::: Data shown
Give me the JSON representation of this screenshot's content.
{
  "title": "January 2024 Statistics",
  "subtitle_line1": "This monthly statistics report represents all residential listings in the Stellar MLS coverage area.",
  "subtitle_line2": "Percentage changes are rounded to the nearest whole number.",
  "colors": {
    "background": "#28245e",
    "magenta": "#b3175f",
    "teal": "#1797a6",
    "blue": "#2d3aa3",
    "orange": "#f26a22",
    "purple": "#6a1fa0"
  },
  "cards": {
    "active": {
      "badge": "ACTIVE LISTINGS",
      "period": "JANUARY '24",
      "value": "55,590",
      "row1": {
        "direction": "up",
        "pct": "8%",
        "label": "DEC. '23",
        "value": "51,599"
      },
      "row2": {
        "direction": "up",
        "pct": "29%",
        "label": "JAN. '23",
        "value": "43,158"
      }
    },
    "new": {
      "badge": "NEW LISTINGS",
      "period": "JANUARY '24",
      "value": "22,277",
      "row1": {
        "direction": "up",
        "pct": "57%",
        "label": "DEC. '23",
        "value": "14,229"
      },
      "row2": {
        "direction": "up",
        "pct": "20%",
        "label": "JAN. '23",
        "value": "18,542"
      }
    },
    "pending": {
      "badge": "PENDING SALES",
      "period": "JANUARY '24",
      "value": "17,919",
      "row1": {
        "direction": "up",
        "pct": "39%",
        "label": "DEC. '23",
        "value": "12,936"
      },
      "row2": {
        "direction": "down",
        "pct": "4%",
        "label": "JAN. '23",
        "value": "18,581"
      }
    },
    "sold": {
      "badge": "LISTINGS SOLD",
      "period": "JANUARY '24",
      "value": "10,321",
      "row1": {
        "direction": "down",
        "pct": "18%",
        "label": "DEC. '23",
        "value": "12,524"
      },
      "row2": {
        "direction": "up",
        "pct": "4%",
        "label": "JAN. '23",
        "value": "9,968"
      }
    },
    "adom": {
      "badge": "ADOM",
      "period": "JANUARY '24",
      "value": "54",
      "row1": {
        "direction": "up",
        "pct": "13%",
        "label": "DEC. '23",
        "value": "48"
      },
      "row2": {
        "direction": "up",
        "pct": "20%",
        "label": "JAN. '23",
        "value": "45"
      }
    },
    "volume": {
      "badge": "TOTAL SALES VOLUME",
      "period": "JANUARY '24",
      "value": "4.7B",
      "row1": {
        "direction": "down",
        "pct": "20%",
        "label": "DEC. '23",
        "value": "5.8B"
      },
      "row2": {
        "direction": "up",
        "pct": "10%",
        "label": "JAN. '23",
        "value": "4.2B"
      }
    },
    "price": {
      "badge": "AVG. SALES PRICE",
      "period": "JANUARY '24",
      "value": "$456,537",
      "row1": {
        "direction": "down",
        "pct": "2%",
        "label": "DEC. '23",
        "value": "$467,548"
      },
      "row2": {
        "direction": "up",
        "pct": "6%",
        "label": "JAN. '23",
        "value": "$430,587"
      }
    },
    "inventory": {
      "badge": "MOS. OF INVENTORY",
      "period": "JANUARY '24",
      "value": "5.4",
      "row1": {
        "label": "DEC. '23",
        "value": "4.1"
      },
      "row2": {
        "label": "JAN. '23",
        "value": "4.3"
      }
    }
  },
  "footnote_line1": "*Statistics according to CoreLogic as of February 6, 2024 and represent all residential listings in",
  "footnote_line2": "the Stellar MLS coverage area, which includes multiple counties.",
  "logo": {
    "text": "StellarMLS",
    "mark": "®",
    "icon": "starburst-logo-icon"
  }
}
::::::
Exercise:
Return all of the data exactly as it reads.

Answer in full:
Give me the JSON representation of this screenshot's content.
{
  "title": "January 2024 Statistics",
  "subtitle_line1": "This monthly statistics report represents all residential listings in the Stellar MLS coverage area.",
  "subtitle_line2": "Percentage changes are rounded to the nearest whole number.",
  "colors": {
    "background": "#28245e",
    "magenta": "#b3175f",
    "teal": "#1797a6",
    "blue": "#2d3aa3",
    "orange": "#f26a22",
    "purple": "#6a1fa0"
  },
  "cards": {
    "active": {
      "badge": "ACTIVE LISTINGS",
      "period": "JANUARY '24",
      "value": "55,590",
      "row1": {
        "direction": "up",
        "pct": "8%",
        "label": "DEC. '23",
        "value": "51,599"
      },
      "row2": {
        "direction": "up",
        "pct": "29%",
        "label": "JAN. '23",
        "value": "43,158"
      }
    },
    "new": {
      "badge": "NEW LISTINGS",
      "period": "JANUARY '24",
      "value": "22,277",
      "row1": {
        "direction": "up",
        "pct": "57%",
        "label": "DEC. '23",
        "value": "14,229"
      },
      "row2": {
        "direction": "up",
        "pct": "20%",
        "label": "JAN. '23",
        "value": "18,542"
      }
    },
    "pending": {
      "badge": "PENDING SALES",
      "period": "JANUARY '24",
      "value": "17,919",
      "row1": {
        "direction": "up",
        "pct": "39%",
        "label": "DEC. '23",
        "value": "12,936"
      },
      "row2": {
        "direction": "down",
        "pct": "4%",
        "label": "JAN. '23",
        "value": "18,581"
      }
    },
    "sold": {
      "badge": "LISTINGS SOLD",
      "period": "JANUARY '24",
      "value": "10,321",
      "row1": {
        "direction": "down",
        "pct": "18%",
        "label": "DEC. '23",
        "value": "12,524"
      },
      "row2": {
        "direction": "up",
        "pct": "4%",
        "label": "JAN. '23",
        "value": "9,968"
      }
    },
    "adom": {
      "badge": "ADOM",
      "period": "JANUARY '24",
      "value": "54",
      "row1": {
        "direction": "up",
        "pct": "13%",
        "label": "DEC. '23",
        "value": "48"
      },
      "row2": {
        "direction": "up",
        "pct": "20%",
        "label": "JAN. '23",
        "value": "45"
      }
    },
    "volume": {
      "badge": "TOTAL SALES VOLUME",
      "period": "JANUARY '24",
      "value": "4.7B",
      "row1": {
        "direction": "down",
        "pct": "20%",
        "label": "DEC. '23",
        "value": "5.8B"
      },
      "row2": {
        "direction": "up",
        "pct": "10%",
        "label": "JAN. '23",
        "value": "4.2B"
      }
    },
    "price": {
      "badge": "AVG. SALES PRICE",
      "period": "JANUARY '24",
      "value": "$456,537",
      "row1": {
        "direction": "down",
        "pct": "2%",
        "label": "DEC. '23",
        "value": "$467,548"
      },
      "row2": {
        "direction": "up",
        "pct": "6%",
        "label": "JAN. '23",
        "value": "$430,587"
      }
    },
    "inventory": {
      "badge": "MOS. OF INVENTORY",
      "period": "JANUARY '24",
      "value": "5.4",
      "row1": {
        "label": "DEC. '23",
        "value": "4.1"
      },
      "row2": {
        "label": "JAN. '23",
        "value": "4.3"
      }
    }
  },
  "footnote_line1": "*Statistics according to CoreLogic as of February 6, 2024 and represent all residential listings in",
  "footnote_line2": "the Stellar MLS coverage area, which includes multiple counties.",
  "logo": {
    "text": "StellarMLS",
    "mark": "®",
    "icon": "starburst-logo-icon"
  }
}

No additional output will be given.